- STORED DATA

-- START --

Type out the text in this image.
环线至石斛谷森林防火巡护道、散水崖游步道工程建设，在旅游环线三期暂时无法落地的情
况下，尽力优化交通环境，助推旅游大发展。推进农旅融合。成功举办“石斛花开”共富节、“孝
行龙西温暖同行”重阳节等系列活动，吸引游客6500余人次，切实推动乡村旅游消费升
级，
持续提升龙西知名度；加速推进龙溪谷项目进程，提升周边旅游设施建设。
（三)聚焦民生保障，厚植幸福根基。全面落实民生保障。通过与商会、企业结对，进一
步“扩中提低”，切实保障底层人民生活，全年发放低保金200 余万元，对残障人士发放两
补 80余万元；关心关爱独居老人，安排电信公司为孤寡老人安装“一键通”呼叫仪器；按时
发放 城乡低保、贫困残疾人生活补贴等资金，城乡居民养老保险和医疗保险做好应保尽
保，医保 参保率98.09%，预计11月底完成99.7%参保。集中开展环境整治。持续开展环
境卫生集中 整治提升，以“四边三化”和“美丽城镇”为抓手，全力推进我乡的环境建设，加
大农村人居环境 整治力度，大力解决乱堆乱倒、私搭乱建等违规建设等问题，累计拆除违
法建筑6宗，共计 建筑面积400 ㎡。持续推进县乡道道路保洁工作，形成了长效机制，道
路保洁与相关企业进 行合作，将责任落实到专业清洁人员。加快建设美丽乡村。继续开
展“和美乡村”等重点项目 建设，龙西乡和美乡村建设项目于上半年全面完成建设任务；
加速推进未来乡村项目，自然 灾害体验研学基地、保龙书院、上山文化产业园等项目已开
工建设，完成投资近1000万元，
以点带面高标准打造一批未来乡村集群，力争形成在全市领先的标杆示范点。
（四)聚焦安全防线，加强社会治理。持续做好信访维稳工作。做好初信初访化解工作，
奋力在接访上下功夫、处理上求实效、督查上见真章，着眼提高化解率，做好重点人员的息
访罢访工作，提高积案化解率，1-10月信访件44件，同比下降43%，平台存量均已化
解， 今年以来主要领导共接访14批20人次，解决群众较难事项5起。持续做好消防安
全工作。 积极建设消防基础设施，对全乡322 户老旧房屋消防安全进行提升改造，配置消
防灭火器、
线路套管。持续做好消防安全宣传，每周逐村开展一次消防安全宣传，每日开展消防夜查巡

-- END --

Reproduce the entries above in full, verbatim.

Type out the text in this image.
环线至石斛谷森林防火巡护道、散水崖游步道工程建设，在旅游环线三期暂时无法落地的情
况下，尽力优化交通环境，助推旅游大发展。推进农旅融合。成功举办“石斛花开”共富节、“孝
行龙西温暖同行”重阳节等系列活动，吸引游客6500余人次，切实推动乡村旅游消费升
级，
持续提升龙西知名度；加速推进龙溪谷项目进程，提升周边旅游设施建设。
（三)聚焦民生保障，厚植幸福根基。全面落实民生保障。通过与商会、企业结对，进一
步“扩中提低”，切实保障底层人民生活，全年发放低保金200 余万元，对残障人士发放两
补 80余万元；关心关爱独居老人，安排电信公司为孤寡老人安装“一键通”呼叫仪器；按时
发放 城乡低保、贫困残疾人生活补贴等资金，城乡居民养老保险和医疗保险做好应保尽
保，医保 参保率98.09%，预计11月底完成99.7%参保。集中开展环境整治。持续开展环
境卫生集中 整治提升，以“四边三化”和“美丽城镇”为抓手，全力推进我乡的环境建设，加
大农村人居环境 整治力度，大力解决乱堆乱倒、私搭乱建等违规建设等问题，累计拆除违
法建筑6宗，共计 建筑面积400 ㎡。持续推进县乡道道路保洁工作，形成了长效机制，道
路保洁与相关企业进 行合作，将责任落实到专业清洁人员。加快建设美丽乡村。继续开
展“和美乡村”等重点项目 建设，龙西乡和美乡村建设项目于上半年全面完成建设任务；
加速推进未来乡村项目，自然 灾害体验研学基地、保龙书院、上山文化产业园等项目已开
工建设，完成投资近1000万元，
以点带面高标准打造一批未来乡村集群，力争形成在全市领先的标杆示范点。
（四)聚焦安全防线，加强社会治理。持续做好信访维稳工作。做好初信初访化解工作，
奋力在接访上下功夫、处理上求实效、督查上见真章，着眼提高化解率，做好重点人员的息
访罢访工作，提高积案化解率，1-10月信访件44件，同比下降43%，平台存量均已化
解， 今年以来主要领导共接访14批20人次，解决群众较难事项5起。持续做好消防安
全工作。 积极建设消防基础设施，对全乡322 户老旧房屋消防安全进行提升改造，配置消
防灭火器、
线路套管。持续做好消防安全宣传，每周逐村开展一次消防安全宣传，每日开展消防夜查巡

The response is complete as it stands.